• [RANGKAIAN SOAL LATIHAN]:
1) Terjemahkan ke dalam bahasa Inggris kalimat "Itu artinya kami tinggal sedikit lagi untuk sampai ke Banyuwangi." dari teks tentang perjalanan motor menuju Banyuwangi.
2) Salin tanpa perubahan bagian teks tentang perjalanan motor menuju Banyuwangi dari "Perlahan namun pasti" sampai "untuk kami tumpangi.".

• [TEKS YANG DIBERIKAN]:

------------

Tanpa terasa perjalanan kami sudah melalui beberapa kota. Daerah besuki, pasir putih dan panarukan dalam sekejap kami libas tanpa henti. Motor terus berpacu dengan waktu, sesekali karena ingin  segera sampai, terkadang jarak kami dengan bagian belakang truk gandeng itu hanya beberapa senti. Konsentrasi harus tetap tinggi, ketika memungkinkan untuk mendahului langsung saja kami menerobos dengan berani. Tepat di sore hari saya melihat barisan neon box di sisi jalan dengan tulisan SITUBONDO. Itu artinya kami tinggal sedikit lagi untuk sampai ke Banyuwangi. Ternyata hal yang paling seru masih akan dimulai, kami harus melewati puluhan kilometer hutan jati Taman Nasional Baluran. Sebuah tempat yang sepi sunyi dengan jalan beraspal membelah rimbunya pohon – pohon jati. Untung saja saat itu sinar matahari sore masih bisa menerangi perjalanan. Sensasi touring benar – benar terasa di tempat ini, udara masih segar dan mata seolah dimanjakan dengan alaminya hutan di timur Jawa ini.


Hari mulai petang namun suara adzan belum lagi terdengar, tampak dari jauh saya melihat gapura besar selamat datang di Banyuwangi. Disekeliling jalan banyak pohon kelapa yang dibawahnya terdapat kebun cabe yang sangat luas. Ketika magrib datang sampailah kami diujung timur pulau Jawa. Dari jalan yang berbelok itu tampak sebuah pulau diseberang, ya itu memang pulau Bali. Akirnya kami tiba di Pelabuhan Ketapang, namun sebelum menyebrang, perjalan kami hentikan di warung makan depan terminal. Di tempat tersebut kami sepakat memesan lalapan lele dengan segelas es jeruk. Hanya dengan lima belas ribu rupiah perporsi perut sudah kenyang hatipun senang.  

Perlahan namun pasti motor kami mulai memasuki pintu gerbang Pelabuhan Ketapang. Seperti jalan pada parkiran mal, motor dituntun tepat di depan pos pembayaran tiket. Empat puluh enam ribu rupiah kami keluarkan untuk membayar ongkos dua sepeda motor menaiki kapal feri, hitungannya adalah per-kendaraan sedengkan penumpangnya sebagai bonus alias tidak masuk hitungan. Usai lembaran tiket sudah ditangan motor berjalan kembali mengikuti petunjuk dan sampai pada pos pemeriksaan, beberapa polisi menyuruh kami untuk memperlihatkan kelengkapan surat kendaraan termasuk SIM. Pemeriksaan aman dan akirnya sebuah kapal feri berukuran besar yang bersandar di dermaga menanti untuk kami tumpangi.

------------

• [DATA TERCATAT]:
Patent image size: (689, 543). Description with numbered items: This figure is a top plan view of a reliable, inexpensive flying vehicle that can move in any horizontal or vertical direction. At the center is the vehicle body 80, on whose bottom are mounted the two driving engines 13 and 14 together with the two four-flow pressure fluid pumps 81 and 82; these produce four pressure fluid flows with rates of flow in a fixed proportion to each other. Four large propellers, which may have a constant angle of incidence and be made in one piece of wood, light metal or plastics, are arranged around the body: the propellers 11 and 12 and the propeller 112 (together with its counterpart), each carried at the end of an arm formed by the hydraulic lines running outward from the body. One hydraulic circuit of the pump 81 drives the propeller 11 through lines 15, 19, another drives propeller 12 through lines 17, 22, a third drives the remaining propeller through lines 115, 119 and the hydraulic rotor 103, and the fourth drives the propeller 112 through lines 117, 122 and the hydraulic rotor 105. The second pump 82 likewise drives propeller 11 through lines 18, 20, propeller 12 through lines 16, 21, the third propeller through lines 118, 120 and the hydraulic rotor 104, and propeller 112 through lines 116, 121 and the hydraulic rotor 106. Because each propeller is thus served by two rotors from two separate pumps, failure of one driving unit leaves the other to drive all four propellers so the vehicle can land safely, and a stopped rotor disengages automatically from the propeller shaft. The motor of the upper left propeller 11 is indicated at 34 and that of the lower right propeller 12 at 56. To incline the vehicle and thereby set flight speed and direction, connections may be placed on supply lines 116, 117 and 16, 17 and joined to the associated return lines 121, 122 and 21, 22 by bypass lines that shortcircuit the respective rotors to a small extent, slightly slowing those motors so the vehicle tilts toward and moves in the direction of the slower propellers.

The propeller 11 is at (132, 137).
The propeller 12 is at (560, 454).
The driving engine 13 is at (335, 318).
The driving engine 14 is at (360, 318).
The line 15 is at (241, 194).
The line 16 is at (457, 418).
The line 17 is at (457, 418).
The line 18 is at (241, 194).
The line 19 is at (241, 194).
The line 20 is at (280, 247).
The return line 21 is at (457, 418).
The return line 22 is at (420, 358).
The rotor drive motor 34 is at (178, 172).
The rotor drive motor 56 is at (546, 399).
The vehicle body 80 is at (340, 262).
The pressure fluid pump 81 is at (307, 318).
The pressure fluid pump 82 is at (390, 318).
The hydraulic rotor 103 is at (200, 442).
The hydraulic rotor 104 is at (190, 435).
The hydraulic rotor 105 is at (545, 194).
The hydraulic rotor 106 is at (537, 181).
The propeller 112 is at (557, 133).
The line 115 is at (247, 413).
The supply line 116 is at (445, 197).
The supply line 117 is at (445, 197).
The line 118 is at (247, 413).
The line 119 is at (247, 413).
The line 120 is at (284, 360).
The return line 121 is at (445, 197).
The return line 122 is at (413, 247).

------------

• [JAWABAN SETIAP SOAL]:
1) That meant we had only a little farther to go to reach Banyuwangi.

2)
Perlahan namun pasti motor kami mulai memasuki pintu gerbang Pelabuhan Ketapang. Seperti jalan pada parkiran mal, motor dituntun tepat di depan pos pembayaran tiket. Empat puluh enam ribu rupiah kami keluarkan untuk membayar ongkos dua sepeda motor menaiki kapal feri, hitungannya adalah per-kendaraan sedengkan penumpangnya sebagai bonus alias tidak masuk hitungan. Usai lembaran tiket sudah ditangan motor berjalan kembali mengikuti petunjuk dan sampai pada pos pemeriksaan, beberapa polisi menyuruh kami untuk memperlihatkan kelengkapan surat kendaraan termasuk SIM. Pemeriksaan aman dan akirnya sebuah kapal feri berukuran besar yang bersandar di dermaga menanti untuk kami tumpangi.